* _WHAT TO PRODUCE_: Transcribe the listing exactly, leaving out every picture.

(Dataset records)
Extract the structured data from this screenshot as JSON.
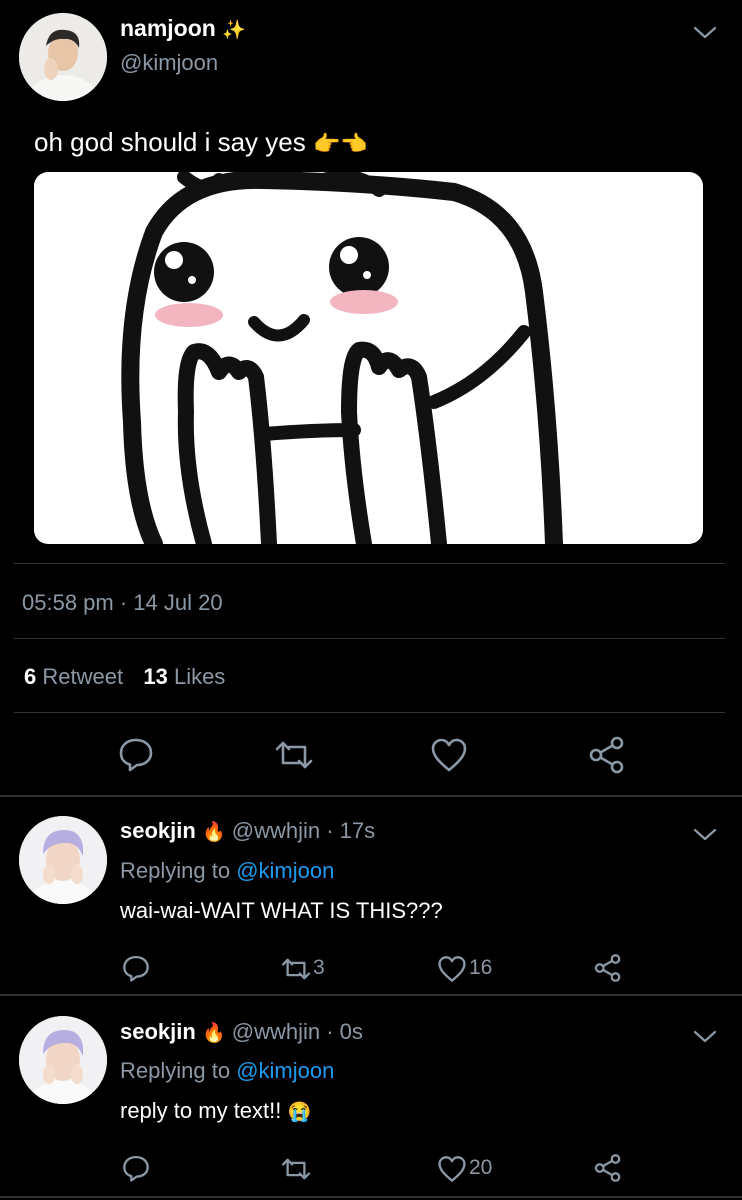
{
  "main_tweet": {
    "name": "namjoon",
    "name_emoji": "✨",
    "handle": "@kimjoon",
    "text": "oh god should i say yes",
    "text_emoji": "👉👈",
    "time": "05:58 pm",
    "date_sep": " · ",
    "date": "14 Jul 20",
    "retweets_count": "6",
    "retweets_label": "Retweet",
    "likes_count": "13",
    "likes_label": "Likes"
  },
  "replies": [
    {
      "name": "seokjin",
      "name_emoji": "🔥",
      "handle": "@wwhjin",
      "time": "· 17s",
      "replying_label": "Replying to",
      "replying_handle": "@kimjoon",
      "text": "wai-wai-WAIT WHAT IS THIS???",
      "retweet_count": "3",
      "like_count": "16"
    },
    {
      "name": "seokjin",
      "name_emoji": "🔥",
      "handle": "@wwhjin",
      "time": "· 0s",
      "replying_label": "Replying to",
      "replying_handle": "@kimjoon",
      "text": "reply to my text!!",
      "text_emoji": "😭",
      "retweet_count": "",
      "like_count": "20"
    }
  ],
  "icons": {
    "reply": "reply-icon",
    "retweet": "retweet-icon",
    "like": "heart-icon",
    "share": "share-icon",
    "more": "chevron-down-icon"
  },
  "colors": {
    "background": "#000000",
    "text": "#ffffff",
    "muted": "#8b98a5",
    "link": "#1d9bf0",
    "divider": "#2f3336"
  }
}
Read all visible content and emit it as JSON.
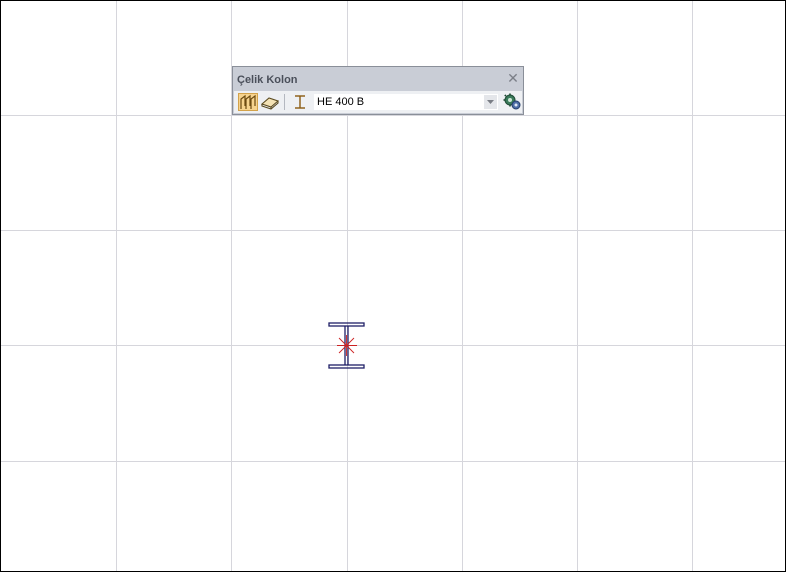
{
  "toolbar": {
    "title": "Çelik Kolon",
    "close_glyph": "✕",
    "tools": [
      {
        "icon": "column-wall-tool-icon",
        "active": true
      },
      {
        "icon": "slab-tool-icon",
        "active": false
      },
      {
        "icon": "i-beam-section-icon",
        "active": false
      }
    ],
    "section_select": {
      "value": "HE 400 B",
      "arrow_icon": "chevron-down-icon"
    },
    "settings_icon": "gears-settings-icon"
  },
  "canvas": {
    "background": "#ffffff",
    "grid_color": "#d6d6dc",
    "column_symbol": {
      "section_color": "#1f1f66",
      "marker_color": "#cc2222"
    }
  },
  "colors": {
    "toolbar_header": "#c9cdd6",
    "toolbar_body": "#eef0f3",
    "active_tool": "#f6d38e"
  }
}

* _RESULT FOR THIS TASK_:
Extract the structured data from this screenshot as JSON.
{
  "main_tweet": {
    "name": "namjoon",
    "name_emoji": "✨",
    "handle": "@kimjoon",
    "text": "oh god should i say yes",
    "text_emoji": "👉👈",
    "time": "05:58 pm",
    "date_sep": " · ",
    "date": "14 Jul 20",
    "retweets_count": "6",
    "retweets_label": "Retweet",
    "likes_count": "13",
    "likes_label": "Likes"
  },
  "replies": [
    {
      "name": "seokjin",
      "name_emoji": "🔥",
      "handle": "@wwhjin",
      "time": "· 17s",
      "replying_label": "Replying to",
      "replying_handle": "@kimjoon",
      "text": "wai-wai-WAIT WHAT IS THIS???",
      "retweet_count": "3",
      "like_count": "16"
    },
    {
      "name": "seokjin",
      "name_emoji": "🔥",
      "handle": "@wwhjin",
      "time": "· 0s",
      "replying_label": "Replying to",
      "replying_handle": "@kimjoon",
      "text": "reply to my text!!",
      "text_emoji": "😭",
      "retweet_count": "",
      "like_count": "20"
    }
  ],
  "icons": {
    "reply": "reply-icon",
    "retweet": "retweet-icon",
    "like": "heart-icon",
    "share": "share-icon",
    "more": "chevron-down-icon"
  },
  "colors": {
    "background": "#000000",
    "text": "#ffffff",
    "muted": "#8b98a5",
    "link": "#1d9bf0",
    "divider": "#2f3336"
  }
}
Read all visible content and emit it as JSON.
{
  "toolbar": {
    "title": "Çelik Kolon",
    "close_glyph": "✕",
    "tools": [
      {
        "icon": "column-wall-tool-icon",
        "active": true
      },
      {
        "icon": "slab-tool-icon",
        "active": false
      },
      {
        "icon": "i-beam-section-icon",
        "active": false
      }
    ],
    "section_select": {
      "value": "HE 400 B",
      "arrow_icon": "chevron-down-icon"
    },
    "settings_icon": "gears-settings-icon"
  },
  "canvas": {
    "background": "#ffffff",
    "grid_color": "#d6d6dc",
    "column_symbol": {
      "section_color": "#1f1f66",
      "marker_color": "#cc2222"
    }
  },
  "colors": {
    "toolbar_header": "#c9cdd6",
    "toolbar_body": "#eef0f3",
    "active_tool": "#f6d38e"
  }
}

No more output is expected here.